= Requests =
1: List the three uses the passage on blockchain oracles gives for a blockchain's native cryptocurrency.
2: Copy the passage on blockchain oracles word for word, from "We need to take" to "launched on blockchains.".
3: In the passage on blockchain oracles, what term is used for data from the outside world?
# start of Document passage
We need to take a step back to understand blockchain oracles and why they are created. Oracles are problem solvers for many smart contracts launched on blockchains.
But what is a smart contract, and what problem do oracles need to solve? We will start by answering these two questions and then explain how they solve problems for the DeFi space.
Blockchain oracles are complicated computerised systems that connect data from the outside world (referred to as ‘off-chain’) with a blockchain (or ‘on-chain’).
The majority of blockchains have their own native cryptocurrency that is used to transfer value, enable the protocol’s operations, or to facilitate governance. Some blockchains (the most well-known being Ethereum) can also be used to build smart contracts. These are blockchain based self-executing contracts with the terms of the agreement between two or more parties, usually a buyer and seller, being directly written into lines of code.
Smart contracts will execute predetermined actions automatically when defined conditions are met, and by being built on the blockchain, they are traceable, irreversible, and unchangeable (immutable). These smart contracts are executed ‘trustless’, not requiring a third party, and if written correctly, can be designed to carry out nearly any contract imaginable.
# end of Document passage
# start of Recorded data
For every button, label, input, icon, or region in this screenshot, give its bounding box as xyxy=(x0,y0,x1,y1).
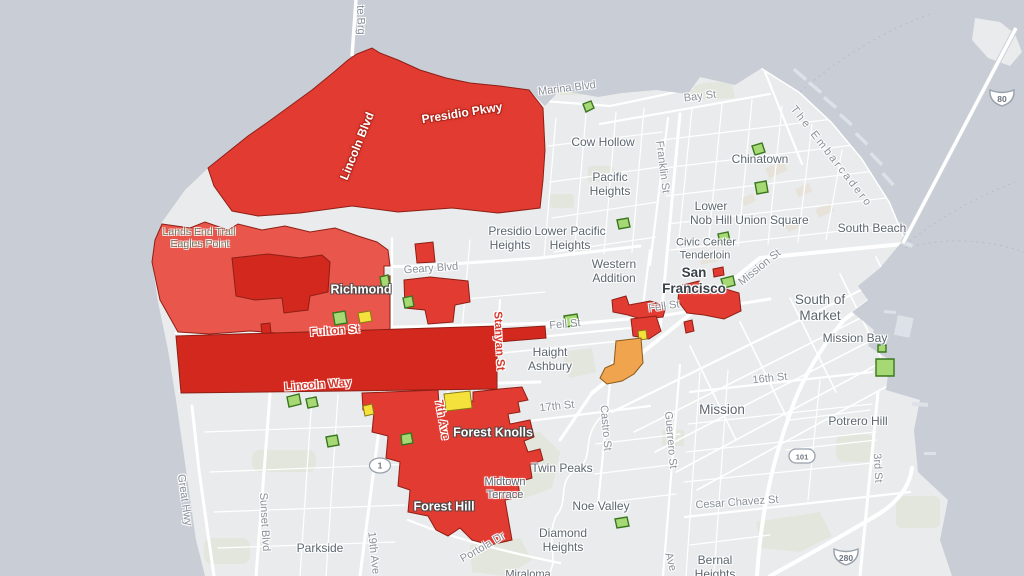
# end of Recorded data
= Exercise responses =
1: To transfer value, to enable the protocol's operations, and to facilitate governance.

2:
We need to take a step back to understand blockchain oracles and why they are created. Oracles are problem solvers for many smart contracts launched on blockchains.

3: Off-chain.